_Task_: The answer is one number: how many lines in the data below hold "datetime".

_Material for this task_:
--- START ---

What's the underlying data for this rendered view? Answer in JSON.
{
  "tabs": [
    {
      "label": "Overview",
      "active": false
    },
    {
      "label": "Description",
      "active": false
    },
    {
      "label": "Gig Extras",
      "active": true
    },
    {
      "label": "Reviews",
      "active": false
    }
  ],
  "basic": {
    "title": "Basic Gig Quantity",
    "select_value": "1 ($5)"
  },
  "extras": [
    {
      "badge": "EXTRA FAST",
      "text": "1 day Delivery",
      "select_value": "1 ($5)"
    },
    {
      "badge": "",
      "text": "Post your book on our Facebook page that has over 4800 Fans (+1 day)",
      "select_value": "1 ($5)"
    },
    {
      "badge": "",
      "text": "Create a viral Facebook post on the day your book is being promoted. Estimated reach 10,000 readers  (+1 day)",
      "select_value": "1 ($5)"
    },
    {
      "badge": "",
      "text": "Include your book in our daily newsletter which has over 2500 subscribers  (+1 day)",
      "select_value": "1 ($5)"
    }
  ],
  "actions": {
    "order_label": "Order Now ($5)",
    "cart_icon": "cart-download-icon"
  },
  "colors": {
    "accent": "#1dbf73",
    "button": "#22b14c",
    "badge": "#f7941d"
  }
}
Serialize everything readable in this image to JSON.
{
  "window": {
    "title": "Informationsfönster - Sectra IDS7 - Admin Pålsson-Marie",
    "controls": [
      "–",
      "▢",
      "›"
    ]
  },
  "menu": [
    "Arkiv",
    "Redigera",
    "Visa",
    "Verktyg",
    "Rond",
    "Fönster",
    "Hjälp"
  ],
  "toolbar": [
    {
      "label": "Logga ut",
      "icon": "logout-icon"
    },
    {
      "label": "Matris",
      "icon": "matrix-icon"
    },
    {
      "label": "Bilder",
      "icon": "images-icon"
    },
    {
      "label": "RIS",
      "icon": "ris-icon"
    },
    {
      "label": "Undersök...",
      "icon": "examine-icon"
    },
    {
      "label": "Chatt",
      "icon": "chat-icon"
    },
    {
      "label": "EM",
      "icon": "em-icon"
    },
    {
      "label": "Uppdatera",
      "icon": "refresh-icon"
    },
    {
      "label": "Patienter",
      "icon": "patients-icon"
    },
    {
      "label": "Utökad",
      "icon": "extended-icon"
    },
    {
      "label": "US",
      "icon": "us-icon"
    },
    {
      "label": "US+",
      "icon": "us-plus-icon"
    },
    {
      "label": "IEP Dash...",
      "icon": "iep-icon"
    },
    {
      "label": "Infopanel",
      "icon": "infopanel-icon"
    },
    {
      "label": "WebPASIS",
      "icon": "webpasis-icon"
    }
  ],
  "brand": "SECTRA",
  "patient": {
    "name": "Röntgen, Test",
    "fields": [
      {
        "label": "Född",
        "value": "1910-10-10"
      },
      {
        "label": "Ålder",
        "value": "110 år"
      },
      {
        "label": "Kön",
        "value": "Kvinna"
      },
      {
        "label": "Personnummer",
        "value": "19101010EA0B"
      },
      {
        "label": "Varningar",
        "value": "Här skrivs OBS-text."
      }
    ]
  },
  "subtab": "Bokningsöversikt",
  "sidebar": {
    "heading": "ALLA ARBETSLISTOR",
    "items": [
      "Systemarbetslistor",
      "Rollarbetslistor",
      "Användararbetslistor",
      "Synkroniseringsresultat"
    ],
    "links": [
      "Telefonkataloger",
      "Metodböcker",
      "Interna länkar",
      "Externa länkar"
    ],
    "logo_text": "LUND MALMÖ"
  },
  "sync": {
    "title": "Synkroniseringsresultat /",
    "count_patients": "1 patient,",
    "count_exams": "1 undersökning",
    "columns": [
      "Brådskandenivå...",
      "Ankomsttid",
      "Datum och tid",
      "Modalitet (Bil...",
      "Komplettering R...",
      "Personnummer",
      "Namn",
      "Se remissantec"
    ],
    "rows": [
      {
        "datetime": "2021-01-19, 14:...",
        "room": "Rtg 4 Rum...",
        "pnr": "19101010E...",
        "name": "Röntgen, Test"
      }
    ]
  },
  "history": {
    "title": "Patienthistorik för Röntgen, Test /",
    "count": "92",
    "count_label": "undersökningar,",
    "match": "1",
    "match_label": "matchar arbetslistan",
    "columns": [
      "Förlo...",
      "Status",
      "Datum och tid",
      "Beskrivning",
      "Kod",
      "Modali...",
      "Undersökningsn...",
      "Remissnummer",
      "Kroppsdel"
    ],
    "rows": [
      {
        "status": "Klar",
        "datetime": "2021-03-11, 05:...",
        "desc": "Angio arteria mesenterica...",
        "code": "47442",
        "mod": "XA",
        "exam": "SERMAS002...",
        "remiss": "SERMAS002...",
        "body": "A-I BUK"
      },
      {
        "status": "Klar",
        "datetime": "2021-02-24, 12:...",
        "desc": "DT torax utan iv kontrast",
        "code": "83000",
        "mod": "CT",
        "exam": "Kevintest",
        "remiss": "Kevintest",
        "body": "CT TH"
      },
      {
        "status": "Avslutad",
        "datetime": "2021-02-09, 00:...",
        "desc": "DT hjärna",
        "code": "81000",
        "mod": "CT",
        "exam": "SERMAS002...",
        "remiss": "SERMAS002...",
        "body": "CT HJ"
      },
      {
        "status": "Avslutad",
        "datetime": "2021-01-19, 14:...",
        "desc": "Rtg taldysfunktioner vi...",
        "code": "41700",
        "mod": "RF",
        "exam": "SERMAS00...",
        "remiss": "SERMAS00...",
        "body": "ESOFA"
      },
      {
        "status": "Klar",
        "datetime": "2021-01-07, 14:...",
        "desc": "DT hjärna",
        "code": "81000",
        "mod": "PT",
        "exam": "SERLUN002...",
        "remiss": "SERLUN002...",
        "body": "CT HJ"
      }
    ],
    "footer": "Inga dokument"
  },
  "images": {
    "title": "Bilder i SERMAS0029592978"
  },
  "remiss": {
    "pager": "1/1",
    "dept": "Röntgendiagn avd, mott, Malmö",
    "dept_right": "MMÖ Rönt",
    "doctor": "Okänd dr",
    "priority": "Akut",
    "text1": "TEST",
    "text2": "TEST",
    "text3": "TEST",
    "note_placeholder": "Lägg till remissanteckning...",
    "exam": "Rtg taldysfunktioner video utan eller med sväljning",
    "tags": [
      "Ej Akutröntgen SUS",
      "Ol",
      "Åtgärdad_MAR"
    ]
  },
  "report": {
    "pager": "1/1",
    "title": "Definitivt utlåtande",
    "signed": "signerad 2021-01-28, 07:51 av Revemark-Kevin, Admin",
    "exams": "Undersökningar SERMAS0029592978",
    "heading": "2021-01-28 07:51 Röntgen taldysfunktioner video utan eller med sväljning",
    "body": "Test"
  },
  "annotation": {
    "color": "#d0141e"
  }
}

--- END ---
--- START ---

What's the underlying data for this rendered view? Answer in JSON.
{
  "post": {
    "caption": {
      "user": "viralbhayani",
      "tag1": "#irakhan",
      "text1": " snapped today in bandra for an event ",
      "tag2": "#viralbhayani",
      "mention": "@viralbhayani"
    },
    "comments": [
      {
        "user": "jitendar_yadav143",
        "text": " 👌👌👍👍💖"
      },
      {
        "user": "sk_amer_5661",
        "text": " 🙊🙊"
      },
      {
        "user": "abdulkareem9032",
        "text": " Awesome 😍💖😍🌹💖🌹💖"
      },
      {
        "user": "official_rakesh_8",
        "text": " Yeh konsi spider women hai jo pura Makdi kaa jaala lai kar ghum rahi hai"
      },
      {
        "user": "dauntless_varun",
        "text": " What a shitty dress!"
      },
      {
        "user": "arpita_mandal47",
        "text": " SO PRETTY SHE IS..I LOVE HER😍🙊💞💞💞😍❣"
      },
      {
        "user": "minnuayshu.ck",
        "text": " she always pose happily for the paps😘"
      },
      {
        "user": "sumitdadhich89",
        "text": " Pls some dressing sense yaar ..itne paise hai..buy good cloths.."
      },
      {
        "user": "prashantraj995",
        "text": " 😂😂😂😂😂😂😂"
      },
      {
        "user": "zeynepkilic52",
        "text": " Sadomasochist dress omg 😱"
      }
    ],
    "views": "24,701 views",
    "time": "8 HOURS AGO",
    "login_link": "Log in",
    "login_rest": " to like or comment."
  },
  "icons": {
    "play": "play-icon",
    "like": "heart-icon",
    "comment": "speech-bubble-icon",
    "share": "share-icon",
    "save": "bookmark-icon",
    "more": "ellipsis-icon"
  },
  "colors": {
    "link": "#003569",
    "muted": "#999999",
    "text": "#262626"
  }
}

--- END ---

_Reply to the task_: 6